| Records from a collection |
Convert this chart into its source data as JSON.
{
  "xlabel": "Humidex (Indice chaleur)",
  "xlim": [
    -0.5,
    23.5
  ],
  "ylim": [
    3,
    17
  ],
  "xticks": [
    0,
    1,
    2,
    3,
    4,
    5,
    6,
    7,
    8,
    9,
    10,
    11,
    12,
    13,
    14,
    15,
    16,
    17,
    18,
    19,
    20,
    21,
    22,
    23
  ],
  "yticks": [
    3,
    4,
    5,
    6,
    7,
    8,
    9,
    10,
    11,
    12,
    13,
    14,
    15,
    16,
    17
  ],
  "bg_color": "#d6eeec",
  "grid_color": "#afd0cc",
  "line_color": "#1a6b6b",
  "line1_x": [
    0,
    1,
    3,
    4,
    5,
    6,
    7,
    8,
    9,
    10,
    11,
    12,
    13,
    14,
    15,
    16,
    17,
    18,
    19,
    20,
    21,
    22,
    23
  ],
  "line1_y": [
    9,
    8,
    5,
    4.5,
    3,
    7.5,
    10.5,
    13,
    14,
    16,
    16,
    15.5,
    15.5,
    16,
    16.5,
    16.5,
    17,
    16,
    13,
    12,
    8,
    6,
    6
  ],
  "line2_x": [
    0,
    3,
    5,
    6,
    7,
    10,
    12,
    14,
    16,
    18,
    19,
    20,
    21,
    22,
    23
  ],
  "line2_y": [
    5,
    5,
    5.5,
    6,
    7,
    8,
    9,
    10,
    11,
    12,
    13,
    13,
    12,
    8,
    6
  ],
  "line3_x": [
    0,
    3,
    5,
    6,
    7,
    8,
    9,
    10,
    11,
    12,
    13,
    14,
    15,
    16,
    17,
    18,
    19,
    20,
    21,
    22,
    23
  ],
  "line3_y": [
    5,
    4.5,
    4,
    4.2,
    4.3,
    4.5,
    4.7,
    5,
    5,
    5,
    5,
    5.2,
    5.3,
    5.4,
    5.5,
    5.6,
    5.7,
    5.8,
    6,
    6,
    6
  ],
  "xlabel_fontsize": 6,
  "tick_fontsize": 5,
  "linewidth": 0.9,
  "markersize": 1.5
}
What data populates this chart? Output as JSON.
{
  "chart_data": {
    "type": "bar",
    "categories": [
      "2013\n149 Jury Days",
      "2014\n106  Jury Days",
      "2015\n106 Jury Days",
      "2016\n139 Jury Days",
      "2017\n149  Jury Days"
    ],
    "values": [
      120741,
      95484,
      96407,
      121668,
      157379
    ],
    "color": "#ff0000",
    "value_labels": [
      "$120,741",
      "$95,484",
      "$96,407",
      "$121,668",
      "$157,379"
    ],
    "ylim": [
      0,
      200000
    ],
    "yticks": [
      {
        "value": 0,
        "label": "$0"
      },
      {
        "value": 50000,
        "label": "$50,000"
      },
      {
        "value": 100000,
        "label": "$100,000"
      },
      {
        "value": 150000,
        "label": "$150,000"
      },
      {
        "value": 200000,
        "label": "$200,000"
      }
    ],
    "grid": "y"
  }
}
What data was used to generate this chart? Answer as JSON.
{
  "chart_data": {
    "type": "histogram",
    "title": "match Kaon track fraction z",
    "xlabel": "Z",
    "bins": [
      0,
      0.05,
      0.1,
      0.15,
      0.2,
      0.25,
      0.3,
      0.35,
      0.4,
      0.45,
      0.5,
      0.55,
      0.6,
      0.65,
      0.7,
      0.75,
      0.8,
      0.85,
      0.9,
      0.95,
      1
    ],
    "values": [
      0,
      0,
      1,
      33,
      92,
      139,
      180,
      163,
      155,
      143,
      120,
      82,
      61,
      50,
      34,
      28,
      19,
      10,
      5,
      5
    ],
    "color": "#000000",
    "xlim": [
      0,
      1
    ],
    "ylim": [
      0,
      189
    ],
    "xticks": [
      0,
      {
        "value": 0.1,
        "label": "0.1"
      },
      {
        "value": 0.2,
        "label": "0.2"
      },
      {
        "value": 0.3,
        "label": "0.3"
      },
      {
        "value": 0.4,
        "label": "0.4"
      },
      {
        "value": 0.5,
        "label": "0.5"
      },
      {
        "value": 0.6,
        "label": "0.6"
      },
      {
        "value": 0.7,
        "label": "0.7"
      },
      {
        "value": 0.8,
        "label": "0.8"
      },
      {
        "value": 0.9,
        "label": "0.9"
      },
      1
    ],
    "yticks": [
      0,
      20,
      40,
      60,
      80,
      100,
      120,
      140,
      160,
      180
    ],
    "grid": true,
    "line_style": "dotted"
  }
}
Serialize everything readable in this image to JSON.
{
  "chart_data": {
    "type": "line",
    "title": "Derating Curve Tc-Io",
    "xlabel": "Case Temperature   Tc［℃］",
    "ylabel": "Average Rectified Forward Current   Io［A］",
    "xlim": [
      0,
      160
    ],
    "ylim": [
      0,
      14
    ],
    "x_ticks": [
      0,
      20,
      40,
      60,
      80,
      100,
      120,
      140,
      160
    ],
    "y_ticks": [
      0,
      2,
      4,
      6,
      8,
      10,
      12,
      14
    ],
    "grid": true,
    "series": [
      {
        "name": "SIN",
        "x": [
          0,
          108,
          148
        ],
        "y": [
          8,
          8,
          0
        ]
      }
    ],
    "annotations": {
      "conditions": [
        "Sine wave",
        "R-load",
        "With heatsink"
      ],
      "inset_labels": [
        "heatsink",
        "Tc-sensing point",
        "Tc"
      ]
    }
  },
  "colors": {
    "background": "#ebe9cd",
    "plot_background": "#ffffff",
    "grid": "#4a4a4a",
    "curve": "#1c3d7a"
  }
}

| WRITTEN TASK |
Nothing may be left out: return each entry exactly as it reads.

| IN RESPONSE |
Convert this chart into its source data as JSON.
{
  "xlabel": "Humidex (Indice chaleur)",
  "xlim": [
    -0.5,
    23.5
  ],
  "ylim": [
    3,
    17
  ],
  "xticks": [
    0,
    1,
    2,
    3,
    4,
    5,
    6,
    7,
    8,
    9,
    10,
    11,
    12,
    13,
    14,
    15,
    16,
    17,
    18,
    19,
    20,
    21,
    22,
    23
  ],
  "yticks": [
    3,
    4,
    5,
    6,
    7,
    8,
    9,
    10,
    11,
    12,
    13,
    14,
    15,
    16,
    17
  ],
  "bg_color": "#d6eeec",
  "grid_color": "#afd0cc",
  "line_color": "#1a6b6b",
  "line1_x": [
    0,
    1,
    3,
    4,
    5,
    6,
    7,
    8,
    9,
    10,
    11,
    12,
    13,
    14,
    15,
    16,
    17,
    18,
    19,
    20,
    21,
    22,
    23
  ],
  "line1_y": [
    9,
    8,
    5,
    4.5,
    3,
    7.5,
    10.5,
    13,
    14,
    16,
    16,
    15.5,
    15.5,
    16,
    16.5,
    16.5,
    17,
    16,
    13,
    12,
    8,
    6,
    6
  ],
  "line2_x": [
    0,
    3,
    5,
    6,
    7,
    10,
    12,
    14,
    16,
    18,
    19,
    20,
    21,
    22,
    23
  ],
  "line2_y": [
    5,
    5,
    5.5,
    6,
    7,
    8,
    9,
    10,
    11,
    12,
    13,
    13,
    12,
    8,
    6
  ],
  "line3_x": [
    0,
    3,
    5,
    6,
    7,
    8,
    9,
    10,
    11,
    12,
    13,
    14,
    15,
    16,
    17,
    18,
    19,
    20,
    21,
    22,
    23
  ],
  "line3_y": [
    5,
    4.5,
    4,
    4.2,
    4.3,
    4.5,
    4.7,
    5,
    5,
    5,
    5,
    5.2,
    5.3,
    5.4,
    5.5,
    5.6,
    5.7,
    5.8,
    6,
    6,
    6
  ],
  "xlabel_fontsize": 6,
  "tick_fontsize": 5,
  "linewidth": 0.9,
  "markersize": 1.5
}
What data populates this chart? Output as JSON.
{
  "chart_data": {
    "type": "bar",
    "categories": [
      "2013\n149 Jury Days",
      "2014\n106  Jury Days",
      "2015\n106 Jury Days",
      "2016\n139 Jury Days",
      "2017\n149  Jury Days"
    ],
    "values": [
      120741,
      95484,
      96407,
      121668,
      157379
    ],
    "color": "#ff0000",
    "value_labels": [
      "$120,741",
      "$95,484",
      "$96,407",
      "$121,668",
      "$157,379"
    ],
    "ylim": [
      0,
      200000
    ],
    "yticks": [
      {
        "value": 0,
        "label": "$0"
      },
      {
        "value": 50000,
        "label": "$50,000"
      },
      {
        "value": 100000,
        "label": "$100,000"
      },
      {
        "value": 150000,
        "label": "$150,000"
      },
      {
        "value": 200000,
        "label": "$200,000"
      }
    ],
    "grid": "y"
  }
}
What data was used to generate this chart? Answer as JSON.
{
  "chart_data": {
    "type": "histogram",
    "title": "match Kaon track fraction z",
    "xlabel": "Z",
    "bins": [
      0,
      0.05,
      0.1,
      0.15,
      0.2,
      0.25,
      0.3,
      0.35,
      0.4,
      0.45,
      0.5,
      0.55,
      0.6,
      0.65,
      0.7,
      0.75,
      0.8,
      0.85,
      0.9,
      0.95,
      1
    ],
    "values": [
      0,
      0,
      1,
      33,
      92,
      139,
      180,
      163,
      155,
      143,
      120,
      82,
      61,
      50,
      34,
      28,
      19,
      10,
      5,
      5
    ],
    "color": "#000000",
    "xlim": [
      0,
      1
    ],
    "ylim": [
      0,
      189
    ],
    "xticks": [
      0,
      {
        "value": 0.1,
        "label": "0.1"
      },
      {
        "value": 0.2,
        "label": "0.2"
      },
      {
        "value": 0.3,
        "label": "0.3"
      },
      {
        "value": 0.4,
        "label": "0.4"
      },
      {
        "value": 0.5,
        "label": "0.5"
      },
      {
        "value": 0.6,
        "label": "0.6"
      },
      {
        "value": 0.7,
        "label": "0.7"
      },
      {
        "value": 0.8,
        "label": "0.8"
      },
      {
        "value": 0.9,
        "label": "0.9"
      },
      1
    ],
    "yticks": [
      0,
      20,
      40,
      60,
      80,
      100,
      120,
      140,
      160,
      180
    ],
    "grid": true,
    "line_style": "dotted"
  }
}
Serialize everything readable in this image to JSON.
{
  "chart_data": {
    "type": "line",
    "title": "Derating Curve Tc-Io",
    "xlabel": "Case Temperature   Tc［℃］",
    "ylabel": "Average Rectified Forward Current   Io［A］",
    "xlim": [
      0,
      160
    ],
    "ylim": [
      0,
      14
    ],
    "x_ticks": [
      0,
      20,
      40,
      60,
      80,
      100,
      120,
      140,
      160
    ],
    "y_ticks": [
      0,
      2,
      4,
      6,
      8,
      10,
      12,
      14
    ],
    "grid": true,
    "series": [
      {
        "name": "SIN",
        "x": [
          0,
          108,
          148
        ],
        "y": [
          8,
          8,
          0
        ]
      }
    ],
    "annotations": {
      "conditions": [
        "Sine wave",
        "R-load",
        "With heatsink"
      ],
      "inset_labels": [
        "heatsink",
        "Tc-sensing point",
        "Tc"
      ]
    }
  },
  "colors": {
    "background": "#ebe9cd",
    "plot_background": "#ffffff",
    "grid": "#4a4a4a",
    "curve": "#1c3d7a"
  }
}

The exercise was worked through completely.